DATA FOR THE TASK ▸

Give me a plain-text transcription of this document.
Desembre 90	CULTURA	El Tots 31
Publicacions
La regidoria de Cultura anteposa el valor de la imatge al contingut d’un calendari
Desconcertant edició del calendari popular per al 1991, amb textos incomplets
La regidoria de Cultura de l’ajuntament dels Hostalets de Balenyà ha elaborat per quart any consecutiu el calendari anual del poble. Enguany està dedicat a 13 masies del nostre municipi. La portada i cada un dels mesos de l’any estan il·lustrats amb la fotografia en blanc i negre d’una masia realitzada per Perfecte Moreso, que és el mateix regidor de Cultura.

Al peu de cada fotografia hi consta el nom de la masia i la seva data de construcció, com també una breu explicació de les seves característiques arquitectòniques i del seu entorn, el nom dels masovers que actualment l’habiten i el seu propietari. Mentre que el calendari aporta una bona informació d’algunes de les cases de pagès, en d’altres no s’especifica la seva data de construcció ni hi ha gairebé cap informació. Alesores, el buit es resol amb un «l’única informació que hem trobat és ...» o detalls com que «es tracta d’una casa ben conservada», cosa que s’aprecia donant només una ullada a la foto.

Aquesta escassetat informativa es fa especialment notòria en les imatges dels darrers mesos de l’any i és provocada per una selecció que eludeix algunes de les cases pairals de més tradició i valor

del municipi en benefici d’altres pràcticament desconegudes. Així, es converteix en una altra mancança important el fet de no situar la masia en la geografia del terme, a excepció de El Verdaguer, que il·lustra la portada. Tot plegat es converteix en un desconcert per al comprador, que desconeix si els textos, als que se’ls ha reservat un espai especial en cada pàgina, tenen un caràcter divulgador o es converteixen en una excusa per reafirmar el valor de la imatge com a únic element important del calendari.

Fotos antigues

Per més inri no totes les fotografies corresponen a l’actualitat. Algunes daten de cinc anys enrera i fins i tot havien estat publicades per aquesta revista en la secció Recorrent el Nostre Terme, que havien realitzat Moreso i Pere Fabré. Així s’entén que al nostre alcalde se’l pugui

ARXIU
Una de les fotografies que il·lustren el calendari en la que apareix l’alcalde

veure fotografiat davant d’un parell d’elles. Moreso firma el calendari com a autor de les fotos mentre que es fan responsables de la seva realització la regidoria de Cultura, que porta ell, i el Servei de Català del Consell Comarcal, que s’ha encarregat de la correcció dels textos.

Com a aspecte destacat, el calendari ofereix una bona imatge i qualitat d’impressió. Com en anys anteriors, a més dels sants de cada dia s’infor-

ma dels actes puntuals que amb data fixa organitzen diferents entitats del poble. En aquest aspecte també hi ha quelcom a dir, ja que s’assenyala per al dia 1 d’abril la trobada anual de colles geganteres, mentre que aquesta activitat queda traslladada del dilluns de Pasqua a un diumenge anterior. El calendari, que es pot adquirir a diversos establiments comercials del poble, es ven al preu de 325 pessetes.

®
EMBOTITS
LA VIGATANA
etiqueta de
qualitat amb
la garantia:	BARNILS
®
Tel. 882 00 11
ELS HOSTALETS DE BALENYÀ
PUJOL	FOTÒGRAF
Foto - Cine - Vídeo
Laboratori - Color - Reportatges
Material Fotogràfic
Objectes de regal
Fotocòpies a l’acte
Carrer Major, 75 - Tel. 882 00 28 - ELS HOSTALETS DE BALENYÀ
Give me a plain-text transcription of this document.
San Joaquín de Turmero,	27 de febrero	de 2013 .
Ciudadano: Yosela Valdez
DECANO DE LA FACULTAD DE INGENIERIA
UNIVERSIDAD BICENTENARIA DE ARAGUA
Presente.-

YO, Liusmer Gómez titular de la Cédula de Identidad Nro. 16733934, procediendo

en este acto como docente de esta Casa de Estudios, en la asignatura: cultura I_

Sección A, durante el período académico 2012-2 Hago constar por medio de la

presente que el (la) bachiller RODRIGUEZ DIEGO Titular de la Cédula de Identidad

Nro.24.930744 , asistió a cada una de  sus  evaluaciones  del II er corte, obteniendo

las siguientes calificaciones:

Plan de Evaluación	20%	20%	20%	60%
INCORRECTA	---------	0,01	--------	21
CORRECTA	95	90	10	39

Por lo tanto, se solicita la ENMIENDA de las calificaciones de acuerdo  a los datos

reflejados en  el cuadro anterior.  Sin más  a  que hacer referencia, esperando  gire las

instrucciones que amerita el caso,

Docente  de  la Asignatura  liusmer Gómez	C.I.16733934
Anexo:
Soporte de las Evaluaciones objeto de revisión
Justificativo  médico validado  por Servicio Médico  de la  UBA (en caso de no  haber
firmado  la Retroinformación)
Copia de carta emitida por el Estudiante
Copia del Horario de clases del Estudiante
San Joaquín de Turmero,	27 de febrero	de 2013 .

EXERCISE PROMPT ▸
Find the lines that include the string "Identidad", then copy each of them.

CORRECT ANSWER ▸
YO, Liusmer Gómez titular de la Cédula de Identidad Nro. 16733934, procediendo
presente que el (la) bachiller RODRIGUEZ DIEGO Titular de la Cédula de Identidad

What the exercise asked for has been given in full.